● **SUPPLIED MATERIAL**
# # # # #

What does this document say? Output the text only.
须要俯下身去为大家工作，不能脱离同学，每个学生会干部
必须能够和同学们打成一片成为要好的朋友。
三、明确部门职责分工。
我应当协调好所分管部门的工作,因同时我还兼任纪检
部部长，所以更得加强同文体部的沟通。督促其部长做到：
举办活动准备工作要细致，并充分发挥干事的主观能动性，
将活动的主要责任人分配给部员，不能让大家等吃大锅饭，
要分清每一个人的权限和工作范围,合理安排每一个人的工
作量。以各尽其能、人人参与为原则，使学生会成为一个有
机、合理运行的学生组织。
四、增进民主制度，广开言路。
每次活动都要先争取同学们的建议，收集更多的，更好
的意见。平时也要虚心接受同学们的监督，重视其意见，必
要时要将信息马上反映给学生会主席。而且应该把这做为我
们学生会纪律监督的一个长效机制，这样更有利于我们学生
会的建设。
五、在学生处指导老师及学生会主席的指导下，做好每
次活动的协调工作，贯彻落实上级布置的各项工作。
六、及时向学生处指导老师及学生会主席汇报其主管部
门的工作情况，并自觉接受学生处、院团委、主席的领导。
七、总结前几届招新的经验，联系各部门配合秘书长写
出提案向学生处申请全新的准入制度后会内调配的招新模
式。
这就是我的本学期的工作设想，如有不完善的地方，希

# # # # #

● **INSTRUCTIONS TO FOLLOW**
All entries shown above should be printed again exactly.

● **TASK ANSWER**
What does this document say? Output the text only.
须要俯下身去为大家工作，不能脱离同学，每个学生会干部
必须能够和同学们打成一片成为要好的朋友。
三、明确部门职责分工。
我应当协调好所分管部门的工作,因同时我还兼任纪检
部部长，所以更得加强同文体部的沟通。督促其部长做到：
举办活动准备工作要细致，并充分发挥干事的主观能动性，
将活动的主要责任人分配给部员，不能让大家等吃大锅饭，
要分清每一个人的权限和工作范围,合理安排每一个人的工
作量。以各尽其能、人人参与为原则，使学生会成为一个有
机、合理运行的学生组织。
四、增进民主制度，广开言路。
每次活动都要先争取同学们的建议，收集更多的，更好
的意见。平时也要虚心接受同学们的监督，重视其意见，必
要时要将信息马上反映给学生会主席。而且应该把这做为我
们学生会纪律监督的一个长效机制，这样更有利于我们学生
会的建设。
五、在学生处指导老师及学生会主席的指导下，做好每
次活动的协调工作，贯彻落实上级布置的各项工作。
六、及时向学生处指导老师及学生会主席汇报其主管部
门的工作情况，并自觉接受学生处、院团委、主席的领导。
七、总结前几届招新的经验，联系各部门配合秘书长写
出提案向学生处申请全新的准入制度后会内调配的招新模
式。
这就是我的本学期的工作设想，如有不完善的地方，希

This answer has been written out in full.